### WORK INSTRUCTIONS
Repeat every line of the data below word for word, but leave out the pictures.

######

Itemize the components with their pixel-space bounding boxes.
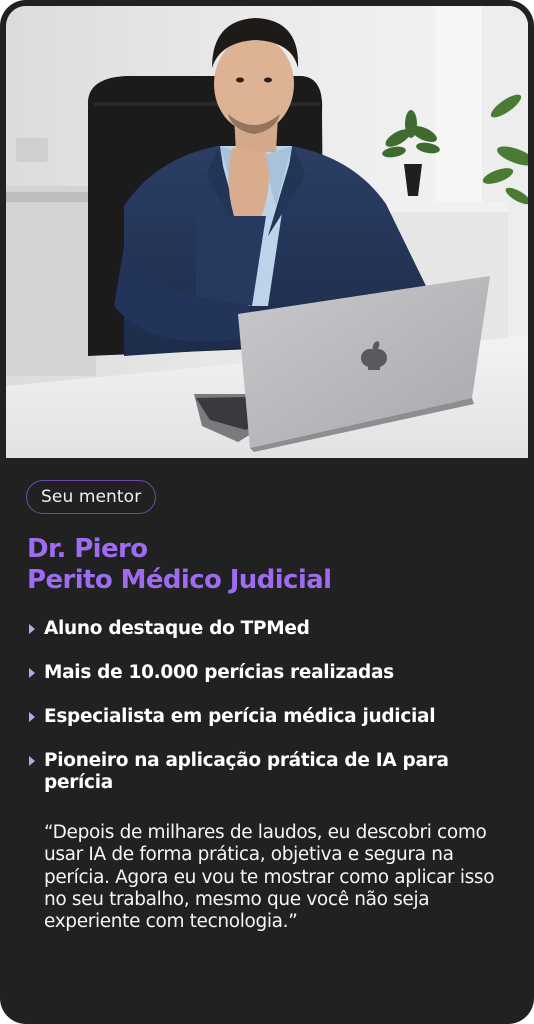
mentor-headline: Dr. Piero Perito Médico Judicial — [27, 534, 332, 596]
caret-right-icon — [29, 712, 35, 722]
achievement-text: Aluno destaque do TPMed — [44, 618, 310, 639]
mentor-name: Dr. Piero — [27, 534, 148, 564]
achievement-text: Mais de 10.000 perícias realizadas — [44, 662, 394, 683]
mentor-title: Perito Médico Judicial — [27, 565, 332, 595]
mentor-card: Seu mentor Dr. Piero Perito Médico Judic… — [0, 0, 534, 1024]
mentor-badge-label: Seu mentor — [41, 487, 142, 507]
achievement-item: Mais de 10.000 perícias realizadas — [28, 662, 508, 684]
achievement-item: Especialista em perícia médica judicial — [28, 706, 508, 728]
achievement-text: Especialista em perícia médica judicial — [44, 706, 436, 727]
caret-right-icon — [29, 624, 35, 634]
caret-right-icon — [29, 756, 35, 766]
achievement-text: Pioneiro na aplicação prática de IA para… — [44, 750, 449, 793]
mentor-quote: “Depois de milhares de laudos, eu descob… — [44, 822, 495, 933]
mentor-badge: Seu mentor — [26, 480, 157, 514]
achievement-item: Aluno destaque do TPMed — [28, 618, 508, 640]
achievement-item: Pioneiro na aplicação prática de IA para… — [28, 750, 508, 794]
caret-right-icon — [29, 668, 35, 678]
achievements-list: Aluno destaque do TPMed Mais de 10.000 p… — [28, 618, 508, 816]
mentor-photo — [6, 6, 528, 458]
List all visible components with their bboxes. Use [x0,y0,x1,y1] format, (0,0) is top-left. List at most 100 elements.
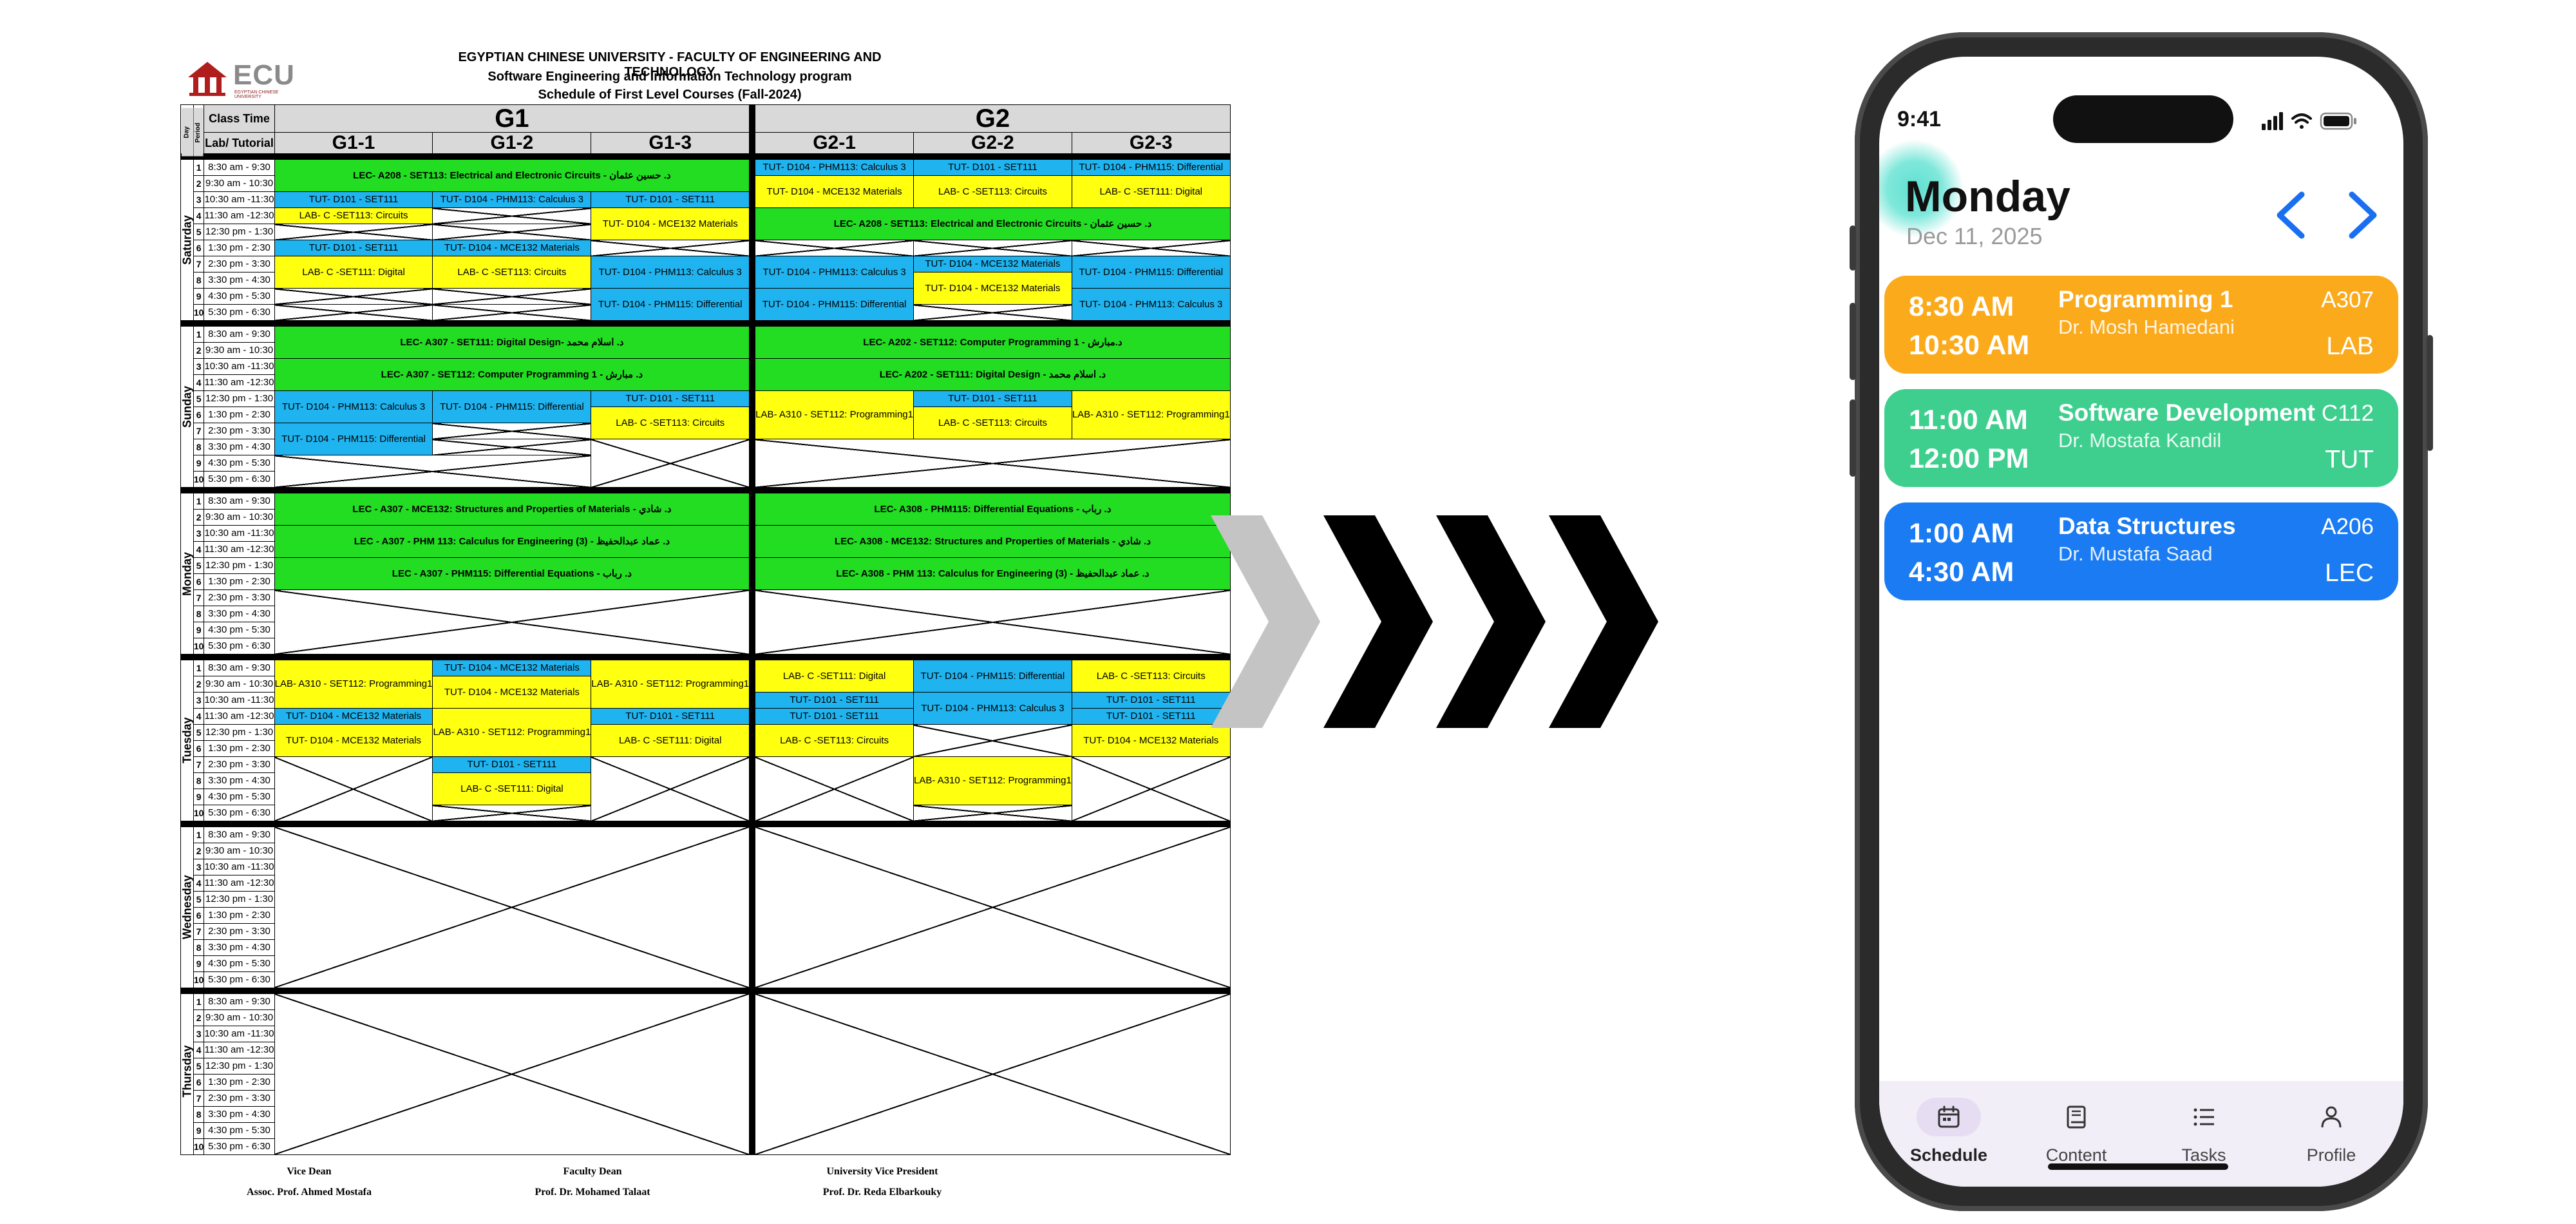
period-number: 6 [193,740,205,757]
class-start-time: 1:00 AM [1909,518,2014,549]
period-number: 6 [193,406,205,423]
period-number: 3 [193,692,205,709]
lab-cell: LAB- C -SET113: Circuits [274,207,433,224]
lab-cell: LAB- A310 - SET112: Programming1 [432,708,592,757]
empty-cell [752,589,1231,658]
period-time: 3:30 pm - 4:30 [204,939,275,956]
tutorial-cell: TUT- D101 - SET111 [432,756,592,773]
nav-label: Tasks [2181,1145,2226,1165]
day-label: Saturday [180,157,194,323]
class-card[interactable]: 1:00 AM 4:30 AM Data Structures Dr. Must… [1884,502,2398,600]
period-time: 2:30 pm - 3:30 [204,423,275,439]
tutorial-cell: TUT- D104 - PHM113: Calculus 3 [913,692,1072,725]
tutorial-cell: TUT- D104 - PHM115: Differential [432,390,592,423]
period-number: 8 [193,606,205,622]
previous-day-button[interactable] [2266,183,2317,247]
period-number: 3 [193,358,205,375]
chevron-left-icon [2277,191,2305,239]
vp-name: Prof. Dr. Reda Elbarkouky [822,1187,942,1198]
period-time: 1:30 pm - 2:30 [204,1074,275,1091]
calendar-icon [1938,1105,1960,1128]
empty-cell [591,240,756,256]
empty-cell [752,756,914,825]
period-number: 1 [193,821,205,843]
university-logo: ECU EGYPTIAN CHINESE UNIVERSITY [187,58,303,100]
lecture-cell: LEC- A307 - SET111: Digital Design- د. ا… [274,320,756,359]
transform-arrows-icon [1211,515,1658,728]
period-number: 3 [193,525,205,542]
lecture-cell: LEC- A202 - SET111: Digital Design - د. … [752,358,1231,391]
period-number: 6 [193,907,205,924]
empty-cell [432,288,592,305]
period-number: 7 [193,1090,205,1107]
lab-cell: LAB- C -SET113: Circuits [913,175,1072,208]
period-number: 10 [193,638,205,658]
lab-cell: LAB- A310 - SET112: Programming1 [913,756,1072,805]
period-number: 7 [193,923,205,940]
class-card[interactable]: 8:30 AM 10:30 AM Programming 1 Dr. Mosh … [1884,276,2398,374]
period-number: 4 [193,708,205,725]
nav-schedule[interactable]: Schedule [1891,1093,2007,1176]
nav-label: Content [2045,1145,2107,1165]
nav-profile[interactable]: Profile [2273,1093,2389,1176]
period-time: 8:30 am - 9:30 [204,320,275,343]
header-group: G1-1 [274,132,433,157]
lab-cell: LAB- A310 - SET112: Programming1 [1071,390,1231,439]
class-name: Software Development [2058,399,2315,426]
period-time: 5:30 pm - 6:30 [204,805,275,825]
status-icons [2262,112,2356,130]
period-number: 2 [193,509,205,526]
list-icon [2193,1108,2214,1126]
tutorial-cell: TUT- D101 - SET111 [752,692,914,709]
header-group: G1-3 [591,132,756,157]
period-time: 12:30 pm - 1:30 [204,557,275,574]
next-day-button[interactable] [2336,183,2388,247]
class-start-time: 11:00 AM [1909,405,2028,435]
tutorial-cell: TUT- D101 - SET111 [274,240,433,256]
period-time: 1:30 pm - 2:30 [204,406,275,423]
class-card[interactable]: 11:00 AM 12:00 PM Software Development D… [1884,389,2398,487]
period-number: 4 [193,1042,205,1058]
tutorial-cell: TUT- D104 - PHM113: Calculus 3 [274,390,433,423]
period-number: 9 [193,622,205,638]
period-time: 11:30 am -12:30 [204,875,275,892]
vice-dean-name: Assoc. Prof. Ahmed Mostafa [247,1187,372,1198]
lab-cell: LAB- C -SET113: Circuits [752,724,914,757]
status-time: 9:41 [1897,107,1942,131]
schedule-table: Day Period Class Time G1 G2 Lab/ Tutoria… [180,104,1231,1155]
battery-icon [2320,112,2356,130]
period-time: 12:30 pm - 1:30 [204,1058,275,1075]
period-number: 6 [193,240,205,256]
lab-cell: LAB- C -SET111: Digital [274,256,433,289]
period-time: 10:30 am -11:30 [204,1026,275,1042]
period-time: 9:30 am - 10:30 [204,1009,275,1026]
period-time: 8:30 am - 9:30 [204,487,275,510]
tutorial-cell: TUT- D101 - SET111 [591,708,756,725]
tutorial-cell: TUT- D101 - SET111 [1071,708,1231,725]
lecture-cell: LEC- A308 - MCE132: Structures and Prope… [752,525,1231,558]
class-end-time: 10:30 AM [1909,330,2030,361]
empty-cell [913,240,1072,256]
period-time: 9:30 am - 10:30 [204,342,275,359]
period-number: 7 [193,423,205,439]
day-title: Monday [1905,172,2070,221]
signature-footer: Vice Dean Assoc. Prof. Ahmed Mostafa Fac… [180,1166,1030,1211]
class-instructor: Dr. Mosh Hamedani [2058,316,2235,338]
tutorial-cell: TUT- D101 - SET111 [752,708,914,725]
tutorial-cell: TUT- D104 - PHM113: Calculus 3 [591,256,756,289]
header-group: G1-2 [432,132,592,157]
class-end-time: 4:30 AM [1909,557,2014,588]
empty-cell [752,240,914,256]
lab-cell: LAB- A310 - SET112: Programming1 [752,390,914,439]
period-time: 5:30 pm - 6:30 [204,471,275,491]
period-number: 1 [193,988,205,1010]
lecture-cell: LEC- A202 - SET112: Computer Programming… [752,320,1231,359]
nav-label: Profile [2306,1145,2356,1165]
period-time: 1:30 pm - 2:30 [204,907,275,924]
tutorial-cell: TUT- D104 - MCE132 Materials [274,708,433,725]
empty-cell [913,724,1072,757]
period-time: 11:30 am -12:30 [204,207,275,224]
period-time: 3:30 pm - 4:30 [204,772,275,789]
chevron-icon [1436,515,1546,728]
period-number: 5 [193,891,205,908]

######

### FULL SOLUTION
Itemize the components with their pixel-space bounding boxes.
mentor-headline: Dr. Piero Perito Médico Judicial — [27, 534, 332, 596]
caret-right-icon — [29, 712, 35, 722]
achievement-text: Aluno destaque do TPMed — [44, 618, 310, 639]
mentor-name: Dr. Piero — [27, 534, 148, 564]
achievement-text: Mais de 10.000 perícias realizadas — [44, 662, 394, 683]
mentor-title: Perito Médico Judicial — [27, 565, 332, 595]
mentor-card: Seu mentor Dr. Piero Perito Médico Judic… — [0, 0, 534, 1024]
mentor-badge-label: Seu mentor — [41, 487, 142, 507]
achievement-item: Mais de 10.000 perícias realizadas — [28, 662, 508, 684]
achievement-item: Especialista em perícia médica judicial — [28, 706, 508, 728]
achievement-text: Especialista em perícia médica judicial — [44, 706, 436, 727]
caret-right-icon — [29, 624, 35, 634]
caret-right-icon — [29, 756, 35, 766]
achievement-text: Pioneiro na aplicação prática de IA para… — [44, 750, 449, 793]
mentor-quote: “Depois de milhares de laudos, eu descob… — [44, 822, 495, 933]
mentor-badge: Seu mentor — [26, 480, 157, 514]
achievement-item: Aluno destaque do TPMed — [28, 618, 508, 640]
achievement-item: Pioneiro na aplicação prática de IA para… — [28, 750, 508, 794]
caret-right-icon — [29, 668, 35, 678]
achievements-list: Aluno destaque do TPMed Mais de 10.000 p… — [28, 618, 508, 816]
mentor-photo — [6, 6, 528, 458]
List all visible components with their bboxes. Use [x0,y0,x1,y1] format, (0,0) is top-left. List at most 100 elements.
period-number: 6 [193,740,205,757]
class-start-time: 1:00 AM [1909,518,2014,549]
period-number: 6 [193,406,205,423]
period-number: 3 [193,692,205,709]
lab-cell: LAB- C -SET113: Circuits [274,207,433,224]
lab-cell: LAB- A310 - SET112: Programming1 [432,708,592,757]
empty-cell [752,589,1231,658]
period-time: 3:30 pm - 4:30 [204,939,275,956]
tutorial-cell: TUT- D101 - SET111 [432,756,592,773]
nav-label: Tasks [2181,1145,2226,1165]
day-label: Saturday [180,157,194,323]
class-card[interactable]: 1:00 AM 4:30 AM Data Structures Dr. Must… [1884,502,2398,600]
period-time: 2:30 pm - 3:30 [204,423,275,439]
tutorial-cell: TUT- D104 - PHM113: Calculus 3 [913,692,1072,725]
tutorial-cell: TUT- D104 - PHM115: Differential [432,390,592,423]
period-number: 8 [193,606,205,622]
previous-day-button[interactable] [2266,183,2317,247]
period-number: 3 [193,358,205,375]
chevron-left-icon [2277,191,2305,239]
vp-name: Prof. Dr. Reda Elbarkouky [822,1187,942,1198]
period-time: 1:30 pm - 2:30 [204,1074,275,1091]
calendar-icon [1938,1105,1960,1128]
empty-cell [591,240,756,256]
empty-cell [752,756,914,825]
period-number: 1 [193,821,205,843]
university-logo: ECU EGYPTIAN CHINESE UNIVERSITY [187,58,303,100]
lecture-cell: LEC- A307 - SET111: Digital Design- د. ا… [274,320,756,359]
transform-arrows-icon [1211,515,1658,728]
period-number: 3 [193,525,205,542]
lecture-cell: LEC- A202 - SET111: Digital Design - د. … [752,358,1231,391]
period-number: 6 [193,907,205,924]
empty-cell [432,288,592,305]
period-number: 7 [193,1090,205,1107]
lab-cell: LAB- C -SET113: Circuits [913,175,1072,208]
period-number: 10 [193,638,205,658]
lab-cell: LAB- A310 - SET112: Programming1 [913,756,1072,805]
period-number: 7 [193,923,205,940]
class-card[interactable]: 8:30 AM 10:30 AM Programming 1 Dr. Mosh … [1884,276,2398,374]
period-number: 4 [193,708,205,725]
nav-schedule[interactable]: Schedule [1891,1093,2007,1176]
nav-label: Content [2045,1145,2107,1165]
nav-profile[interactable]: Profile [2273,1093,2389,1176]
period-time: 8:30 am - 9:30 [204,320,275,343]
header-group: G1-1 [274,132,433,157]
lab-cell: LAB- A310 - SET112: Programming1 [1071,390,1231,439]
class-name: Software Development [2058,399,2315,426]
period-time: 5:30 pm - 6:30 [204,805,275,825]
status-icons [2262,112,2356,130]
period-number: 2 [193,509,205,526]
list-icon [2193,1108,2214,1126]
tutorial-cell: TUT- D101 - SET111 [752,692,914,709]
header-group: G1-3 [591,132,756,157]
period-time: 12:30 pm - 1:30 [204,557,275,574]
next-day-button[interactable] [2336,183,2388,247]
class-start-time: 11:00 AM [1909,405,2028,435]
tutorial-cell: TUT- D101 - SET111 [274,240,433,256]
period-time: 1:30 pm - 2:30 [204,406,275,423]
class-card[interactable]: 11:00 AM 12:00 PM Software Development D… [1884,389,2398,487]
period-number: 4 [193,1042,205,1058]
tutorial-cell: TUT- D104 - PHM113: Calculus 3 [274,390,433,423]
period-number: 9 [193,622,205,638]
period-time: 11:30 am -12:30 [204,875,275,892]
vice-dean-name: Assoc. Prof. Ahmed Mostafa [247,1187,372,1198]
lab-cell: LAB- C -SET113: Circuits [752,724,914,757]
status-time: 9:41 [1897,107,1942,131]
schedule-table: Day Period Class Time G1 G2 Lab/ Tutoria… [180,104,1231,1155]
battery-icon [2320,112,2356,130]
period-time: 12:30 pm - 1:30 [204,1058,275,1075]
period-number: 6 [193,240,205,256]
lab-cell: LAB- C -SET111: Digital [274,256,433,289]
period-time: 10:30 am -11:30 [204,1026,275,1042]
period-time: 9:30 am - 10:30 [204,1009,275,1026]
period-time: 8:30 am - 9:30 [204,487,275,510]
tutorial-cell: TUT- D101 - SET111 [591,708,756,725]
tutorial-cell: TUT- D101 - SET111 [1071,708,1231,725]
lecture-cell: LEC- A308 - MCE132: Structures and Prope… [752,525,1231,558]
class-end-time: 10:30 AM [1909,330,2030,361]
empty-cell [913,240,1072,256]
period-time: 9:30 am - 10:30 [204,342,275,359]
period-number: 7 [193,423,205,439]
day-title: Monday [1905,172,2070,221]
signature-footer: Vice Dean Assoc. Prof. Ahmed Mostafa Fac… [180,1166,1030,1211]
class-instructor: Dr. Mosh Hamedani [2058,316,2235,338]
tutorial-cell: TUT- D101 - SET111 [752,708,914,725]
tutorial-cell: TUT- D104 - PHM113: Calculus 3 [591,256,756,289]
header-group: G1-2 [432,132,592,157]
class-end-time: 4:30 AM [1909,557,2014,588]
empty-cell [752,240,914,256]
lab-cell: LAB- A310 - SET112: Programming1 [752,390,914,439]
period-time: 5:30 pm - 6:30 [204,471,275,491]
period-number: 1 [193,988,205,1010]
lecture-cell: LEC- A202 - SET112: Computer Programming… [752,320,1231,359]
nav-label: Profile [2306,1145,2356,1165]
period-time: 1:30 pm - 2:30 [204,907,275,924]
tutorial-cell: TUT- D104 - MCE132 Materials [274,708,433,725]
empty-cell [913,724,1072,757]
period-time: 11:30 am -12:30 [204,207,275,224]
period-time: 3:30 pm - 4:30 [204,772,275,789]
chevron-icon [1436,515,1546,728]
period-number: 5 [193,891,205,908]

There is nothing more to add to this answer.